## Passage à examiner
☆ ☆ ☆

Si la néo-ESN assure qu’elle n’a pas orienté son analyse, elle aurait pu mettre en avant ses partenaires technologiques privilégiés. Ce n’est pas le but, selon Olivier Rafal. 

« Cela fait longtemps que nous opérons ce genre de sélection et d’analyse en interne », affirme-t-il. « En tant que société de services, nous devons satisfaire nos clients, nous concentrer sur les technologies de pointe pour construire des systèmes d’information compatibles avec le futur et non pas nous contenter de fournir la main-d’œuvre. Pour cela, il faut miser sur le bon cheval, la bonne vague technologique », indique Olivier Rafal. 

Si les cabinets d’analyse présentent brièvement leur méthodologie, il n’en détaille pas les tenants et aboutissants. D’autant que, selon Olivier Rafal, les rapports de Gartner et de Forrester donnent un aperçu d’une technologie et de son adoption à un moment T. En sus de son TechWaves, SFEIR partage sa méthodologie. 

« Didier Girard [Co-CEO de SFEIR NDLR] a conçu cette méthodologie par itérations successives pour des besoins internes. Elle nous permet de sélectionner des technologies, d’embaucher des profils, de former les développeurs qui ne les connaissent pas et d’offrir des formations consacrées à ces technologies-là », explique Olivier Rafal.

☆ ☆ ☆

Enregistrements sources
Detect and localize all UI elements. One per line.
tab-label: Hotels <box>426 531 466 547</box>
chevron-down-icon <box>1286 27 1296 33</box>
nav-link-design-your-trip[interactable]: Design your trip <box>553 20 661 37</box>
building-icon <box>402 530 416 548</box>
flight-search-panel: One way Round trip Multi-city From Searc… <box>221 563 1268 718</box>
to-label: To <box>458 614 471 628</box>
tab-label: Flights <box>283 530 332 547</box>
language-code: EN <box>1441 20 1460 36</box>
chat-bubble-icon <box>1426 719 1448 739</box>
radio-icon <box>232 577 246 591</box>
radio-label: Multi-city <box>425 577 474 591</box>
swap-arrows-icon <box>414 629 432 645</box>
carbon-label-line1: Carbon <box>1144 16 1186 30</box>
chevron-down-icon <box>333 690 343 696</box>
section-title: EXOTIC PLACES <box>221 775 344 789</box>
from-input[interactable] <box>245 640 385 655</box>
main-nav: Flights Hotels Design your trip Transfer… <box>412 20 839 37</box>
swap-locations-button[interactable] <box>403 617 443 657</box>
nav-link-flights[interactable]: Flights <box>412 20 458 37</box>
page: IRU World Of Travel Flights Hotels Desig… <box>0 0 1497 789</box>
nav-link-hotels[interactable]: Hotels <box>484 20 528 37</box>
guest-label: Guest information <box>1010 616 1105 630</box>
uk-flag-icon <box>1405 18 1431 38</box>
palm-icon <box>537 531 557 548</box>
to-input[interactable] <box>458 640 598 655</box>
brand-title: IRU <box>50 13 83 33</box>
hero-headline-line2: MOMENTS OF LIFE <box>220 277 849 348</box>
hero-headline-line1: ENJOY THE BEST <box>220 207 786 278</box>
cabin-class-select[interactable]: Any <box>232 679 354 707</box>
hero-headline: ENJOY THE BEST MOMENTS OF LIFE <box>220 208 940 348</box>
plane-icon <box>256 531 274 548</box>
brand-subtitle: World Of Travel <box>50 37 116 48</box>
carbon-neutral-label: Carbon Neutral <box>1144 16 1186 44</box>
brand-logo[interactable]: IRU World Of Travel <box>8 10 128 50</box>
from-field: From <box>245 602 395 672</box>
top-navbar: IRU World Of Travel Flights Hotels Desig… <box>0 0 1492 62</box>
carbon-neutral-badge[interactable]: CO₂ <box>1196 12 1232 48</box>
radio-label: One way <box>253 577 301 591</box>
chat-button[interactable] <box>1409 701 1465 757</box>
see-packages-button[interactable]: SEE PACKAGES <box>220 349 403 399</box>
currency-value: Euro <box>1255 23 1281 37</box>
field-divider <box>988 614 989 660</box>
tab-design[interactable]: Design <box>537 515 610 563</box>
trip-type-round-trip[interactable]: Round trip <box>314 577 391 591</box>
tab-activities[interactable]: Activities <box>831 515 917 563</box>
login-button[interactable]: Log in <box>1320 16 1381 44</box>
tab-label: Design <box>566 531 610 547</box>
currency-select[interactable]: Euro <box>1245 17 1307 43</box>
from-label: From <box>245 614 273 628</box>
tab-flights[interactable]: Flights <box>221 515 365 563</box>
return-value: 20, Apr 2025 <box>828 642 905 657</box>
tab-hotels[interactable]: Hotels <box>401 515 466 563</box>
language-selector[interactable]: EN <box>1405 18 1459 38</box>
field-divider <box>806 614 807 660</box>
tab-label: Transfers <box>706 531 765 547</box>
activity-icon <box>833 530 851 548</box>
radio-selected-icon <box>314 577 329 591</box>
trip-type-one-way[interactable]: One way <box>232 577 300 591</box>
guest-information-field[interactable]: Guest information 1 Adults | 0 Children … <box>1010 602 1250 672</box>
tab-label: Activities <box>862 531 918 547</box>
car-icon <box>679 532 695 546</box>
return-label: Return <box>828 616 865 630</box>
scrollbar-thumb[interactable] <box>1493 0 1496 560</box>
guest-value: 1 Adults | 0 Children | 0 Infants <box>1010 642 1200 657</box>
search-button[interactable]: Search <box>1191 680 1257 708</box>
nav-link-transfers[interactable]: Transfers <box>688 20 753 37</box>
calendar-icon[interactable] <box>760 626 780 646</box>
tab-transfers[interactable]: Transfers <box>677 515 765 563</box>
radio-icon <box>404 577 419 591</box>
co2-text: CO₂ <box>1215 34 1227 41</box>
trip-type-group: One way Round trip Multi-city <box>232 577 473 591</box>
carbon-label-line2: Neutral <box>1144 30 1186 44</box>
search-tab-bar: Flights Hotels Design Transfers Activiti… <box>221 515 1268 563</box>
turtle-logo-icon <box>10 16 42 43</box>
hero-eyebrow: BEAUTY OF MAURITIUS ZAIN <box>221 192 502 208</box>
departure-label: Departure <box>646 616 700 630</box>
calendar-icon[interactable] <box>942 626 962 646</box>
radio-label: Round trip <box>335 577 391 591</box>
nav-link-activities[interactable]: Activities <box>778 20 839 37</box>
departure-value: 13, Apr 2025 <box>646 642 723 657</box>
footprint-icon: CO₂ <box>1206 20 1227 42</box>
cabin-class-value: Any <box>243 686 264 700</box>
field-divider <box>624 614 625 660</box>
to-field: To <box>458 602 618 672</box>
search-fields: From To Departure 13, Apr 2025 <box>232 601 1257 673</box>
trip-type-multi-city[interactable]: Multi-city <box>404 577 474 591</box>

☆ ☆ ☆

## Objet de la tâche
Reprenez la rédaction du passage consacré à la méthodologie de SFEIR et à son TechWaves, à la suite de sa dernière phrase. Le matériel fourni n'est d'aucune utilité ici.

## Réponse finale
Avant de rejoindre SFEIR, Olivier Rafal a travaillé dix ans pour le cabinet d’analystes Teknowlogy PAC. Il a proposé de formaliser la méthodologie afin de la partager avec « les clients et les pairs ». « Ce n’est pas pour rien que le rapport est disponible en Creative Commons, il y a une véritable volonté de partager cette approche ».

L’ESN estime qu’elle propose les bonnes bases pour aider les DSI à évaluer s’ils peuvent conserver leurs existants et sur quelles technologies misées à l’avenir. « Nous considérons l’usage de la technologie sur la durée et pas uniquement son adoption, nous avons introduit un long plateau avant la phase de décroissance », peut-on lire dans le document.

SFEIR entend donner les clés pour que les entreprises effectuent leur propre techWave. Pour chaque produit et projet open source sourcé dans le document, la néo-ESN a réalisé une carte d’identité en s’appuyant sur un « spider graph », de son vrai nom le diagramme de Kaviat.

« Si toutes vos compétences sont sur une solution plutôt qu’une autre, même si elle est moins performante sur le papier, elle sera peut-être plus adaptée pour vous. Si la technologie est vieillissante, il faudra sans doute engager un plan de formation. »
Olivier RafalDirecteur du conseil chez Envision by SFEIR

Pour le remplir, une organisation peut constituer ses propres critères de notation. Dans le cadre de son TechWave, SFEIR a principalement observé la facilité de prise en main (la possibilité de réaliser un POC en quelques jours), l’intérêt en conférences, le volume d’articles et de blogs, l’existence de livres de référence, la disponibilité de Moocs, la dynamique de la technologie sur Google Trends, ou encore le nombre de profils LinkedIn qui la mentionne.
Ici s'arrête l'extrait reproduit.